>> Start Task inputs

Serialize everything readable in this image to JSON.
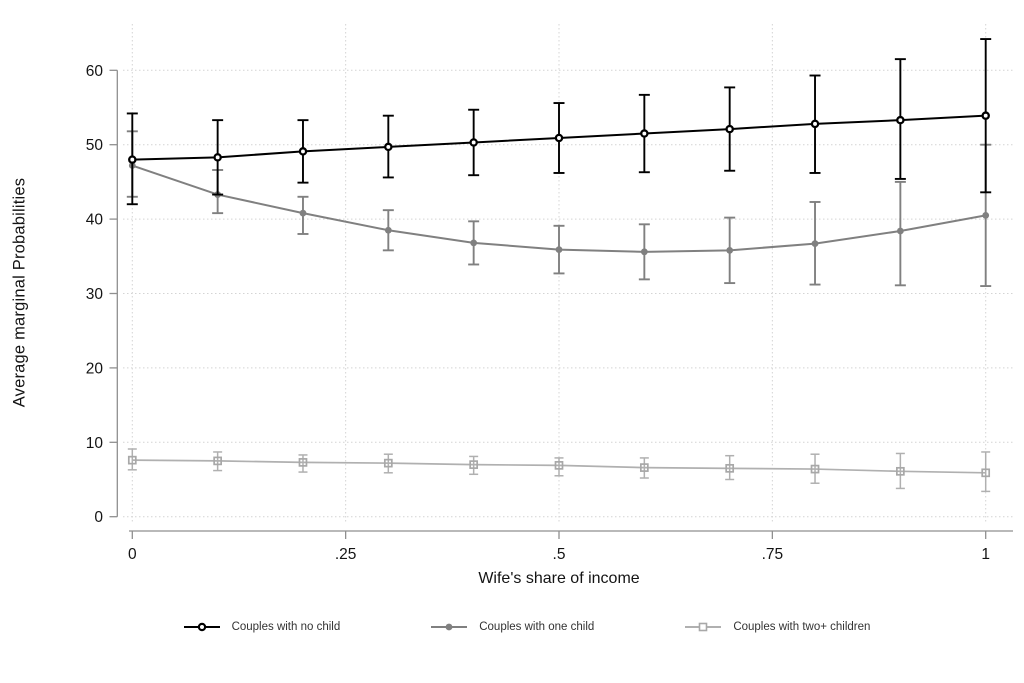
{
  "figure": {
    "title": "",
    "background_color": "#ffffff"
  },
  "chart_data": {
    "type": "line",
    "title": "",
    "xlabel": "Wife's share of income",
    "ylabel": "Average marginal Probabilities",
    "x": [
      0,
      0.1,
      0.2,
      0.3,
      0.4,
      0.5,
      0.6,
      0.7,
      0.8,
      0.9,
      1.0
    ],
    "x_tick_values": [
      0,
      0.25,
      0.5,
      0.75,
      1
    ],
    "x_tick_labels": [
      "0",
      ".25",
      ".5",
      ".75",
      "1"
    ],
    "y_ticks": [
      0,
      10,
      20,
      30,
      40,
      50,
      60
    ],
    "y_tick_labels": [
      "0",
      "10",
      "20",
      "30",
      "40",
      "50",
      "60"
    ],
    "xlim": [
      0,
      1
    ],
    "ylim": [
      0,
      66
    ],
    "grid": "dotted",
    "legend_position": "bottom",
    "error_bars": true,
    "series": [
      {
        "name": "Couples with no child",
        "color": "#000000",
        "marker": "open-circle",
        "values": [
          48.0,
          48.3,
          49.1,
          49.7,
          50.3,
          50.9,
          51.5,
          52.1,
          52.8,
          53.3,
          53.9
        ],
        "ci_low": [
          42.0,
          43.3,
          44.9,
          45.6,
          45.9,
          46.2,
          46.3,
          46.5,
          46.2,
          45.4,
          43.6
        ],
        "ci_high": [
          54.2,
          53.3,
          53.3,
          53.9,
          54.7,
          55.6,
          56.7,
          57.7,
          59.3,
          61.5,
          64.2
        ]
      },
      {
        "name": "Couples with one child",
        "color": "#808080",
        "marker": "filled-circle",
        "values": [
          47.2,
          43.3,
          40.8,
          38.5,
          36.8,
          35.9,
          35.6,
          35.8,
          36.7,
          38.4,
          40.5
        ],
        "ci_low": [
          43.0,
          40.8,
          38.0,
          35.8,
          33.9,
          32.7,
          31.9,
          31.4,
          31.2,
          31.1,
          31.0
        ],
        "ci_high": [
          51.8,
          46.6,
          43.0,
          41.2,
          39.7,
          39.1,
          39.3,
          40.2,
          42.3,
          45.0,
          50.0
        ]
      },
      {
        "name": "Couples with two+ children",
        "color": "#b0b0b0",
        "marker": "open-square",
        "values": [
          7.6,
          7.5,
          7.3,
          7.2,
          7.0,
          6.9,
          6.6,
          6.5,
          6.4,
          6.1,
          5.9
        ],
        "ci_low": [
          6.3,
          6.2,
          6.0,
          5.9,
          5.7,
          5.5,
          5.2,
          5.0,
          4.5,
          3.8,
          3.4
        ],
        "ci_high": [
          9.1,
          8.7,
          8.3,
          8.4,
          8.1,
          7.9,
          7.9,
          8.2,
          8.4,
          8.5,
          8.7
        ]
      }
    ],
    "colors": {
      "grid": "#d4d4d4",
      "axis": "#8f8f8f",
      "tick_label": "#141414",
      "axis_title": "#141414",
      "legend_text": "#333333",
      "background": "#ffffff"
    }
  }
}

>> End Task inputs
>> Start Task inputs

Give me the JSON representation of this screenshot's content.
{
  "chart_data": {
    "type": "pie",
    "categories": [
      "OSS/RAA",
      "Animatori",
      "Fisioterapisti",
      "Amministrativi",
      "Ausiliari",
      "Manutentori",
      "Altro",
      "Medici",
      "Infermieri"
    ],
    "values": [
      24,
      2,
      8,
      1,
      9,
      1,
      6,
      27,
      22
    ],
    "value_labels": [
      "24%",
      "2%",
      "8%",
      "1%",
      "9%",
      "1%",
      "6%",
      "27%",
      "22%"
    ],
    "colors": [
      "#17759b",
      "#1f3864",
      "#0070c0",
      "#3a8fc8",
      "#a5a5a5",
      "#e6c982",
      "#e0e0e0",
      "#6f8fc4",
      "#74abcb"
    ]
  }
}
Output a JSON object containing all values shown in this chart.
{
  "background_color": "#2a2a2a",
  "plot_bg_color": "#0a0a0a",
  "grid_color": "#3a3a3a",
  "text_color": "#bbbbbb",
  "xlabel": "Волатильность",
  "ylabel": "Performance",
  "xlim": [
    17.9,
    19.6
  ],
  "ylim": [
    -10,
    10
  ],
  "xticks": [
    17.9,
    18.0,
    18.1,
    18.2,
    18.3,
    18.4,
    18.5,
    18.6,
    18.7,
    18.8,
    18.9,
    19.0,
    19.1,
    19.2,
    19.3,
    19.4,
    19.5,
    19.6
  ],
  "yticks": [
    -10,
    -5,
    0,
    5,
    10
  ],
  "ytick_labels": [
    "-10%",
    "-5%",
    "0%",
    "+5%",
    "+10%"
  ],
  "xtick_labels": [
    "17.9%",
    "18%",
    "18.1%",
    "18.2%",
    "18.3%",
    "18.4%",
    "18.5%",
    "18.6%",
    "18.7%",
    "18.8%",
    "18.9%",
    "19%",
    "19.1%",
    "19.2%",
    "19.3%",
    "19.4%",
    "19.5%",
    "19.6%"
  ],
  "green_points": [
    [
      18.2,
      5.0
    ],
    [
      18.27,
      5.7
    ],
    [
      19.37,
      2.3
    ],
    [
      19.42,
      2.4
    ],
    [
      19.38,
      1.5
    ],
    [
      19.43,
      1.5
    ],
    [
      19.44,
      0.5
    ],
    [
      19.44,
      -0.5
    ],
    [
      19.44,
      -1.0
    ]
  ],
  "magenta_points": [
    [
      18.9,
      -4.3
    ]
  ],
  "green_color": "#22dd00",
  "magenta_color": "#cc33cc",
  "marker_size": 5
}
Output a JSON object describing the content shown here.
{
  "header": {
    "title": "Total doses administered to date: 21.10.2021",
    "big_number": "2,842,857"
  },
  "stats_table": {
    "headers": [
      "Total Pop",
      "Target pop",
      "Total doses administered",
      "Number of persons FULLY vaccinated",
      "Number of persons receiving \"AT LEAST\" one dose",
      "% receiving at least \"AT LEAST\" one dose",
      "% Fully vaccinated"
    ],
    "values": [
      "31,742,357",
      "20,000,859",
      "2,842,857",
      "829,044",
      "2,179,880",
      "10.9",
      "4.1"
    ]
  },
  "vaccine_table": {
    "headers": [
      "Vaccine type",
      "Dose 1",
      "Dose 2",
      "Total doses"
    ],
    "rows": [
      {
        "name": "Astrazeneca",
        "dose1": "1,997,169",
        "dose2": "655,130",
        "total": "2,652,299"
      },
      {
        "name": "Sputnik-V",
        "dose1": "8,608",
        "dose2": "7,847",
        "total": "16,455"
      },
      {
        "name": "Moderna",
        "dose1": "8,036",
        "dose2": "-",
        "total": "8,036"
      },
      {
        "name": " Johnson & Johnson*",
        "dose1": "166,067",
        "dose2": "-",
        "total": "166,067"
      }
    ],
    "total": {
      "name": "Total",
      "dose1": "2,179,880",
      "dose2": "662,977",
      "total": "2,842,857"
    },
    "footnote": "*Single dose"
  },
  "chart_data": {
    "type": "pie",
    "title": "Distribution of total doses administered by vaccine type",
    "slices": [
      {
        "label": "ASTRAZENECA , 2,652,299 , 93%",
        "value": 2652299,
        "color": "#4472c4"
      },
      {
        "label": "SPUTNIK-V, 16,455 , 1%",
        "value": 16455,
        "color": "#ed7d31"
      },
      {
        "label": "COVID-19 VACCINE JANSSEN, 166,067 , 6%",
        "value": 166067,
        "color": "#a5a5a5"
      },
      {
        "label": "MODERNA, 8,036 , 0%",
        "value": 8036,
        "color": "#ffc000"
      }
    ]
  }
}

>> End Task inputs
>> Start Task inputs

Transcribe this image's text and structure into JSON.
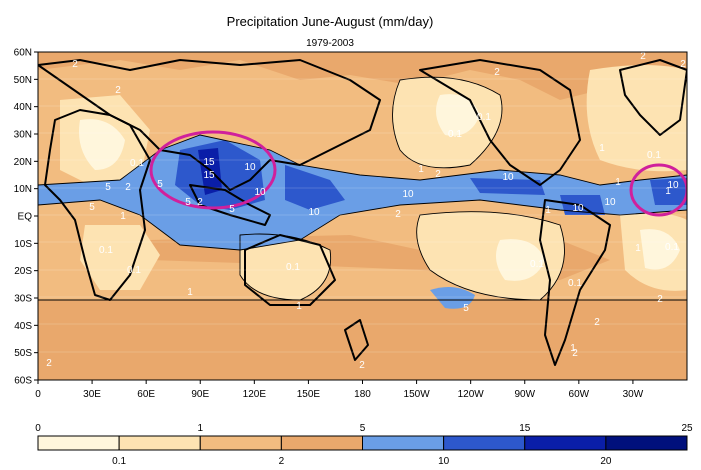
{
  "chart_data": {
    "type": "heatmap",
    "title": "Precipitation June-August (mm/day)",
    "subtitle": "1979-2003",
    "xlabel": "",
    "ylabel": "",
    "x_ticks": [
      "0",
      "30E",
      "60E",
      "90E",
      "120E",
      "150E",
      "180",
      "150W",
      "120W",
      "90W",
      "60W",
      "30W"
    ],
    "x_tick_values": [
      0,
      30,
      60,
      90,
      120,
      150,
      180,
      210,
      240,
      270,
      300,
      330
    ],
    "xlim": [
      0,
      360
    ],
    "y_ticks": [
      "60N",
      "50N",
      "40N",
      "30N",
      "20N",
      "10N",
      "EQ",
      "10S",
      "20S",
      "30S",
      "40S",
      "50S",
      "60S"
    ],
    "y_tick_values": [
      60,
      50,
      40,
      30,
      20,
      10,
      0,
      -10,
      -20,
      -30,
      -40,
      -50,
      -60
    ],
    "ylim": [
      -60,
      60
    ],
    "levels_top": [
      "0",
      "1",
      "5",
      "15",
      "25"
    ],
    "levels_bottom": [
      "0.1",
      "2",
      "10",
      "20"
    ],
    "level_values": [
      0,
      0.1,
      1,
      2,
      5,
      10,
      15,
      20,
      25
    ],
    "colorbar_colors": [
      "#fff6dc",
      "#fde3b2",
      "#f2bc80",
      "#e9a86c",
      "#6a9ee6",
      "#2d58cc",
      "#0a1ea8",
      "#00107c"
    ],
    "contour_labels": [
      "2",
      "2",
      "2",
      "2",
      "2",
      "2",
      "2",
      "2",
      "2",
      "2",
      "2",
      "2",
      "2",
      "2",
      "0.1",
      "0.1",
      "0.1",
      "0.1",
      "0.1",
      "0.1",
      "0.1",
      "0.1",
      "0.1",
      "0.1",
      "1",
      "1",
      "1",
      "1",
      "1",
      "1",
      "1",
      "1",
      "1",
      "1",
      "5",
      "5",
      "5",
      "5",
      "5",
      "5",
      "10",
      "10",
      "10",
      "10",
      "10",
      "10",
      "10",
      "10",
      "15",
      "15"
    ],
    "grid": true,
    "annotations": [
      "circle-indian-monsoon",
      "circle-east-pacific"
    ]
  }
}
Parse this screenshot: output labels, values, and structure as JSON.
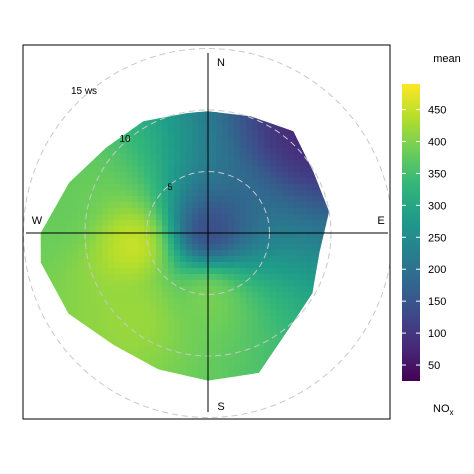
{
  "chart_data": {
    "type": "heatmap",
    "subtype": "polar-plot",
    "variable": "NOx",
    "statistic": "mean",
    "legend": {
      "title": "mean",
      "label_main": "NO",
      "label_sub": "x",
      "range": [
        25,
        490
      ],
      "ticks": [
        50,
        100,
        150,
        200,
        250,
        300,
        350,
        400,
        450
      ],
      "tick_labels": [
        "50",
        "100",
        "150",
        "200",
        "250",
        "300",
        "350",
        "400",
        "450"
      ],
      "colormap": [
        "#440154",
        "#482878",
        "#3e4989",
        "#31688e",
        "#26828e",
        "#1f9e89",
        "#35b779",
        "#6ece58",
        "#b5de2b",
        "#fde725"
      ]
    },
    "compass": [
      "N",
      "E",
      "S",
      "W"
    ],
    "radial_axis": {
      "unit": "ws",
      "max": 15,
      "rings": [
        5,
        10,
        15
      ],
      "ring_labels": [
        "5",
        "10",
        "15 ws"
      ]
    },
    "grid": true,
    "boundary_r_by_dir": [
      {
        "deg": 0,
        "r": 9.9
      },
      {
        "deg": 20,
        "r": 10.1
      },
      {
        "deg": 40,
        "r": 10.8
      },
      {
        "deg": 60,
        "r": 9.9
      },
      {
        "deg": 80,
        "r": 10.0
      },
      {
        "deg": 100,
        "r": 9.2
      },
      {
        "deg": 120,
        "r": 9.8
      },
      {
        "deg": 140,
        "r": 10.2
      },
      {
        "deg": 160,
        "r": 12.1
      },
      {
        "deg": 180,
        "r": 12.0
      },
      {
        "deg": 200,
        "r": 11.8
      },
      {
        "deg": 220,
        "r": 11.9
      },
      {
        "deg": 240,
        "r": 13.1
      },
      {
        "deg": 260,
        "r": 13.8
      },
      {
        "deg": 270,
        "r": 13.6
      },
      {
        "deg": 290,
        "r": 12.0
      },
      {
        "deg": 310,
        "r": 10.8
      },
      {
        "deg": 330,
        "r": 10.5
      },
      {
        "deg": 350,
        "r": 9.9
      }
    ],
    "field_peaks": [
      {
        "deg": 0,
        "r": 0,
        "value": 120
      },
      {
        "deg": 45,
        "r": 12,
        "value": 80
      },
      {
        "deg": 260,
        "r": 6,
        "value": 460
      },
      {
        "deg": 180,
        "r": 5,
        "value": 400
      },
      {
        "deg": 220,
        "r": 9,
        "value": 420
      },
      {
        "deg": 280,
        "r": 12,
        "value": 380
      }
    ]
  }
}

>> End Task inputs

[Request] Copy out each line of the material that holds the word "image".

[Reply]
Serialize everything readable in this image to JSON.
Transcribe this image's text and structure into JSON.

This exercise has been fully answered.